» Description of the task
All of the lines below are to be printed again exactly; images are excluded from the output.

--- Begin Stored rows ---

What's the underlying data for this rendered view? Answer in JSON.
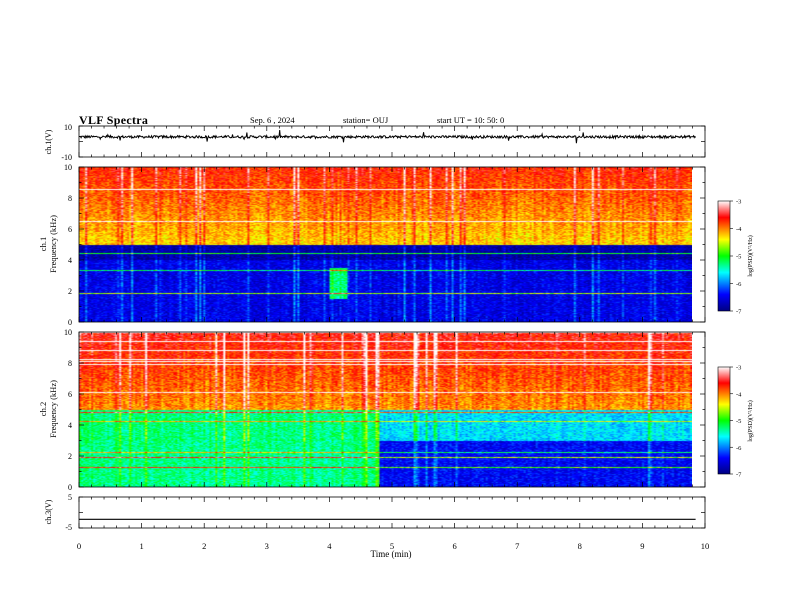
{
  "header": {
    "title": "VLF Spectra",
    "date": "Sep. 6 , 2024",
    "station": "station= OUJ",
    "start": "start  UT =   10: 50: 0"
  },
  "chart_data": [
    {
      "type": "line",
      "panel": "ch1_waveform",
      "ylabel": "ch.1(V)",
      "ylim": [
        -10,
        10
      ],
      "yticks": [
        "10",
        "-10"
      ],
      "xlim": [
        0,
        10
      ],
      "series": [
        {
          "values_summary": "noisy trace near +3 V with sparse spikes",
          "level": 3
        }
      ]
    },
    {
      "type": "heatmap",
      "panel": "ch1_spectrogram",
      "ylabel": "ch.1 Frequency (kHz)",
      "ylim": [
        0,
        10
      ],
      "yticks": [
        "0",
        "2",
        "4",
        "6",
        "8",
        "10"
      ],
      "xlim": [
        0,
        9.85
      ],
      "colorbar": {
        "label": "log(PSD)(V²/Hz)",
        "ticks": [
          "-3",
          "-4",
          "-5",
          "-6",
          "-7"
        ],
        "range": [
          -7,
          -3
        ]
      },
      "features": {
        "low_band_kHz": [
          0,
          5
        ],
        "low_band_level": -6.6,
        "high_band_kHz": [
          5,
          10
        ],
        "high_band_level": -4.4
      }
    },
    {
      "type": "heatmap",
      "panel": "ch2_spectrogram",
      "ylabel": "ch.2 Frequency (kHz)",
      "ylim": [
        0,
        10
      ],
      "yticks": [
        "0",
        "2",
        "4",
        "6",
        "8",
        "10"
      ],
      "xlim": [
        0,
        9.85
      ],
      "colorbar": {
        "label": "log(PSD)(V²/Hz)",
        "ticks": [
          "-3",
          "-4",
          "-5",
          "-6",
          "-7"
        ],
        "range": [
          -7,
          -3
        ]
      },
      "features": {
        "transition_min": 4.8,
        "before_level_low": -5.4,
        "after_level_low": -6.5,
        "high_band_level": -4.2
      }
    },
    {
      "type": "line",
      "panel": "ch3_waveform",
      "ylabel": "ch.3(V)",
      "ylim": [
        -5,
        5
      ],
      "yticks": [
        "5",
        "-5"
      ],
      "xlim": [
        0,
        10
      ],
      "xlabel": "Time  (min)",
      "xticks": [
        "0",
        "1",
        "2",
        "3",
        "4",
        "5",
        "6",
        "7",
        "8",
        "9",
        "10"
      ],
      "series": [
        {
          "values_summary": "flat line",
          "level": -2.2
        }
      ]
    }
  ],
  "colors": {
    "axis": "#000000",
    "background": "#ffffff"
  },
  "ui": {
    "ch1_ylabel": "ch.1(V)",
    "ch1_ymax": "10",
    "ch1_ymin": "-10",
    "ch3_ylabel": "ch.3(V)",
    "ch3_ymax": "5",
    "ch3_ymin": "-5",
    "spec1_ylabel": "ch.1",
    "spec2_ylabel": "ch.2",
    "freq_label": "Frequency  (kHz)",
    "xlabel": "Time  (min)",
    "cbar_label": "log(PSD)(V²/Hz)"
  }
}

--- End Stored rows ---

» Solution
What's the underlying data for this rendered view? Answer in JSON.
{
  "header": {
    "title": "VLF Spectra",
    "date": "Sep. 6 , 2024",
    "station": "station= OUJ",
    "start": "start  UT =   10: 50: 0"
  },
  "chart_data": [
    {
      "type": "line",
      "panel": "ch1_waveform",
      "ylabel": "ch.1(V)",
      "ylim": [
        -10,
        10
      ],
      "yticks": [
        "10",
        "-10"
      ],
      "xlim": [
        0,
        10
      ],
      "series": [
        {
          "values_summary": "noisy trace near +3 V with sparse spikes",
          "level": 3
        }
      ]
    },
    {
      "type": "heatmap",
      "panel": "ch1_spectrogram",
      "ylabel": "ch.1 Frequency (kHz)",
      "ylim": [
        0,
        10
      ],
      "yticks": [
        "0",
        "2",
        "4",
        "6",
        "8",
        "10"
      ],
      "xlim": [
        0,
        9.85
      ],
      "colorbar": {
        "label": "log(PSD)(V²/Hz)",
        "ticks": [
          "-3",
          "-4",
          "-5",
          "-6",
          "-7"
        ],
        "range": [
          -7,
          -3
        ]
      },
      "features": {
        "low_band_kHz": [
          0,
          5
        ],
        "low_band_level": -6.6,
        "high_band_kHz": [
          5,
          10
        ],
        "high_band_level": -4.4
      }
    },
    {
      "type": "heatmap",
      "panel": "ch2_spectrogram",
      "ylabel": "ch.2 Frequency (kHz)",
      "ylim": [
        0,
        10
      ],
      "yticks": [
        "0",
        "2",
        "4",
        "6",
        "8",
        "10"
      ],
      "xlim": [
        0,
        9.85
      ],
      "colorbar": {
        "label": "log(PSD)(V²/Hz)",
        "ticks": [
          "-3",
          "-4",
          "-5",
          "-6",
          "-7"
        ],
        "range": [
          -7,
          -3
        ]
      },
      "features": {
        "transition_min": 4.8,
        "before_level_low": -5.4,
        "after_level_low": -6.5,
        "high_band_level": -4.2
      }
    },
    {
      "type": "line",
      "panel": "ch3_waveform",
      "ylabel": "ch.3(V)",
      "ylim": [
        -5,
        5
      ],
      "yticks": [
        "5",
        "-5"
      ],
      "xlim": [
        0,
        10
      ],
      "xlabel": "Time  (min)",
      "xticks": [
        "0",
        "1",
        "2",
        "3",
        "4",
        "5",
        "6",
        "7",
        "8",
        "9",
        "10"
      ],
      "series": [
        {
          "values_summary": "flat line",
          "level": -2.2
        }
      ]
    }
  ],
  "colors": {
    "axis": "#000000",
    "background": "#ffffff"
  },
  "ui": {
    "ch1_ylabel": "ch.1(V)",
    "ch1_ymax": "10",
    "ch1_ymin": "-10",
    "ch3_ylabel": "ch.3(V)",
    "ch3_ymax": "5",
    "ch3_ymin": "-5",
    "spec1_ylabel": "ch.1",
    "spec2_ylabel": "ch.2",
    "freq_label": "Frequency  (kHz)",
    "xlabel": "Time  (min)",
    "cbar_label": "log(PSD)(V²/Hz)"
  }
}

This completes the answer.